**Task prompt:** Reproduce all of the material below verbatim, line for line.

══════

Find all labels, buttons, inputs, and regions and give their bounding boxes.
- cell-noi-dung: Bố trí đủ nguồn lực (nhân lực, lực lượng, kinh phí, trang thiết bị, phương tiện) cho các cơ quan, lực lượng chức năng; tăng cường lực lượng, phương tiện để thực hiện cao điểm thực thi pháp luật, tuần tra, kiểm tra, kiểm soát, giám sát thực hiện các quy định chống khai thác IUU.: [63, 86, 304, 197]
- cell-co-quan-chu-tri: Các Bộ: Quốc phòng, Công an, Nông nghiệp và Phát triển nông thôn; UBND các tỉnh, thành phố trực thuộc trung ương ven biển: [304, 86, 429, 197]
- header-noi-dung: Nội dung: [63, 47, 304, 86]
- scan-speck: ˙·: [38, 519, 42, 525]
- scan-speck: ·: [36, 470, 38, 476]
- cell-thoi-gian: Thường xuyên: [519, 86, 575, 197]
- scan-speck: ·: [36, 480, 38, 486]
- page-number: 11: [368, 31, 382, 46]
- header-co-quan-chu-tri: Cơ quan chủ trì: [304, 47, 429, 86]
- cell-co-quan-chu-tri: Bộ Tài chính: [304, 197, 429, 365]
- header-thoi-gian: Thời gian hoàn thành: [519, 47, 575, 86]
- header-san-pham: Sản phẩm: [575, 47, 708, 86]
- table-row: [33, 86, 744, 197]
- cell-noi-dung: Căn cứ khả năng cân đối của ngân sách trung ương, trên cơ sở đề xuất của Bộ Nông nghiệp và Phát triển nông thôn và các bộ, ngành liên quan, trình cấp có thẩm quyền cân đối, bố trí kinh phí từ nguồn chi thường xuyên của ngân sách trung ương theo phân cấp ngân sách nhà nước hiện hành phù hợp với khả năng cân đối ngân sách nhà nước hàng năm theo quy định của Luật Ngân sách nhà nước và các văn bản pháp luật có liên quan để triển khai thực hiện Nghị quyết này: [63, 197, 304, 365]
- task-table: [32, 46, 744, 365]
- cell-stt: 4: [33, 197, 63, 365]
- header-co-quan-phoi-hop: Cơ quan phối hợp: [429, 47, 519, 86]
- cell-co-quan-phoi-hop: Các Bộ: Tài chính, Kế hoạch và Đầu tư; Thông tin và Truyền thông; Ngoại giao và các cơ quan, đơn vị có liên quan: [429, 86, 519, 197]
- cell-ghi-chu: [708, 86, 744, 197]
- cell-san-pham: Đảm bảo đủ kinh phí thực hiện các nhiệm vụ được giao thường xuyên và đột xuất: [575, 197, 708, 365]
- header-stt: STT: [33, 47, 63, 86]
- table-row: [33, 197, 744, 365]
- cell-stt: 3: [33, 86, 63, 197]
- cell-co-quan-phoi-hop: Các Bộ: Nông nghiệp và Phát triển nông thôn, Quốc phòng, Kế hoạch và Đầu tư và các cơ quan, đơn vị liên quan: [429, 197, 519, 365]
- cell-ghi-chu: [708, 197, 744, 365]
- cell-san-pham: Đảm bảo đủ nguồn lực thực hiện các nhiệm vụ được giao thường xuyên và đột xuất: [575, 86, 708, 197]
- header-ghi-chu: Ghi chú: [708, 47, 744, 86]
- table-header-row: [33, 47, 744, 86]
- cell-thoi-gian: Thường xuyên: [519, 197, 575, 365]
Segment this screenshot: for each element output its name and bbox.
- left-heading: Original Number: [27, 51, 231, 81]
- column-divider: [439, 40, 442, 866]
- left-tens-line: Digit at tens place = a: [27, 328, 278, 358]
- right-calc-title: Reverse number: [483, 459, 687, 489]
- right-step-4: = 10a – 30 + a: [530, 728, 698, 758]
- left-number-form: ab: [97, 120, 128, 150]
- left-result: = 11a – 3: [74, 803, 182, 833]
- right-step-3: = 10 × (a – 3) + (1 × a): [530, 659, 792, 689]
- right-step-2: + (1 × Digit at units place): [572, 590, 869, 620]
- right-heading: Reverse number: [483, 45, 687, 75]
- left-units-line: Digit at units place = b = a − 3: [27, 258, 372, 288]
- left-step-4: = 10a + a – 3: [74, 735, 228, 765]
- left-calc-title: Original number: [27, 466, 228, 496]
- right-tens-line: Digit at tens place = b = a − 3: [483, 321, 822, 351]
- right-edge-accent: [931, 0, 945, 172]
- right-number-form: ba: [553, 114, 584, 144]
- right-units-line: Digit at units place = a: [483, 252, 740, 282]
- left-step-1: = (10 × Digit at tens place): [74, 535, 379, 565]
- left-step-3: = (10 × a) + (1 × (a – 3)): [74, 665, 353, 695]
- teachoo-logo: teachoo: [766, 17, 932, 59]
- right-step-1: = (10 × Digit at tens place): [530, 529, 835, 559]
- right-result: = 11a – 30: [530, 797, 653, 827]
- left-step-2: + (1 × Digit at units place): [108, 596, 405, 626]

══════

**Output of the exercise:**
Find all labels, buttons, inputs, and regions and give their bounding boxes.
- cell-noi-dung: Bố trí đủ nguồn lực (nhân lực, lực lượng, kinh phí, trang thiết bị, phương tiện) cho các cơ quan, lực lượng chức năng; tăng cường lực lượng, phương tiện để thực hiện cao điểm thực thi pháp luật, tuần tra, kiểm tra, kiểm soát, giám sát thực hiện các quy định chống khai thác IUU.: [63, 86, 304, 197]
- cell-co-quan-chu-tri: Các Bộ: Quốc phòng, Công an, Nông nghiệp và Phát triển nông thôn; UBND các tỉnh, thành phố trực thuộc trung ương ven biển: [304, 86, 429, 197]
- header-noi-dung: Nội dung: [63, 47, 304, 86]
- scan-speck: ˙·: [38, 519, 42, 525]
- scan-speck: ·: [36, 470, 38, 476]
- cell-thoi-gian: Thường xuyên: [519, 86, 575, 197]
- scan-speck: ·: [36, 480, 38, 486]
- page-number: 11: [368, 31, 382, 46]
- header-co-quan-chu-tri: Cơ quan chủ trì: [304, 47, 429, 86]
- cell-co-quan-chu-tri: Bộ Tài chính: [304, 197, 429, 365]
- header-thoi-gian: Thời gian hoàn thành: [519, 47, 575, 86]
- header-san-pham: Sản phẩm: [575, 47, 708, 86]
- table-row: [33, 86, 744, 197]
- cell-noi-dung: Căn cứ khả năng cân đối của ngân sách trung ương, trên cơ sở đề xuất của Bộ Nông nghiệp và Phát triển nông thôn và các bộ, ngành liên quan, trình cấp có thẩm quyền cân đối, bố trí kinh phí từ nguồn chi thường xuyên của ngân sách trung ương theo phân cấp ngân sách nhà nước hiện hành phù hợp với khả năng cân đối ngân sách nhà nước hàng năm theo quy định của Luật Ngân sách nhà nước và các văn bản pháp luật có liên quan để triển khai thực hiện Nghị quyết này: [63, 197, 304, 365]
- task-table: [32, 46, 744, 365]
- cell-stt: 4: [33, 197, 63, 365]
- header-co-quan-phoi-hop: Cơ quan phối hợp: [429, 47, 519, 86]
- cell-co-quan-phoi-hop: Các Bộ: Tài chính, Kế hoạch và Đầu tư; Thông tin và Truyền thông; Ngoại giao và các cơ quan, đơn vị có liên quan: [429, 86, 519, 197]
- cell-ghi-chu: [708, 86, 744, 197]
- cell-san-pham: Đảm bảo đủ kinh phí thực hiện các nhiệm vụ được giao thường xuyên và đột xuất: [575, 197, 708, 365]
- header-stt: STT: [33, 47, 63, 86]
- table-row: [33, 197, 744, 365]
- cell-stt: 3: [33, 86, 63, 197]
- cell-co-quan-phoi-hop: Các Bộ: Nông nghiệp và Phát triển nông thôn, Quốc phòng, Kế hoạch và Đầu tư và các cơ quan, đơn vị liên quan: [429, 197, 519, 365]
- cell-ghi-chu: [708, 197, 744, 365]
- cell-san-pham: Đảm bảo đủ nguồn lực thực hiện các nhiệm vụ được giao thường xuyên và đột xuất: [575, 86, 708, 197]
- header-ghi-chu: Ghi chú: [708, 47, 744, 86]
- table-header-row: [33, 47, 744, 86]
- cell-thoi-gian: Thường xuyên: [519, 197, 575, 365]
Segment this screenshot: for each element output its name and bbox.
- left-heading: Original Number: [27, 51, 231, 81]
- column-divider: [439, 40, 442, 866]
- left-tens-line: Digit at tens place = a: [27, 328, 278, 358]
- right-calc-title: Reverse number: [483, 459, 687, 489]
- right-step-4: = 10a – 30 + a: [530, 728, 698, 758]
- left-number-form: ab: [97, 120, 128, 150]
- left-result: = 11a – 3: [74, 803, 182, 833]
- right-step-3: = 10 × (a – 3) + (1 × a): [530, 659, 792, 689]
- right-step-2: + (1 × Digit at units place): [572, 590, 869, 620]
- right-heading: Reverse number: [483, 45, 687, 75]
- left-units-line: Digit at units place = b = a − 3: [27, 258, 372, 288]
- left-step-4: = 10a + a – 3: [74, 735, 228, 765]
- left-calc-title: Original number: [27, 466, 228, 496]
- right-tens-line: Digit at tens place = b = a − 3: [483, 321, 822, 351]
- right-edge-accent: [931, 0, 945, 172]
- right-number-form: ba: [553, 114, 584, 144]
- right-units-line: Digit at units place = a: [483, 252, 740, 282]
- left-step-1: = (10 × Digit at tens place): [74, 535, 379, 565]
- left-step-3: = (10 × a) + (1 × (a – 3)): [74, 665, 353, 695]
- teachoo-logo: teachoo: [766, 17, 932, 59]
- right-step-1: = (10 × Digit at tens place): [530, 529, 835, 559]
- right-result: = 11a – 30: [530, 797, 653, 827]
- left-step-2: + (1 × Digit at units place): [108, 596, 405, 626]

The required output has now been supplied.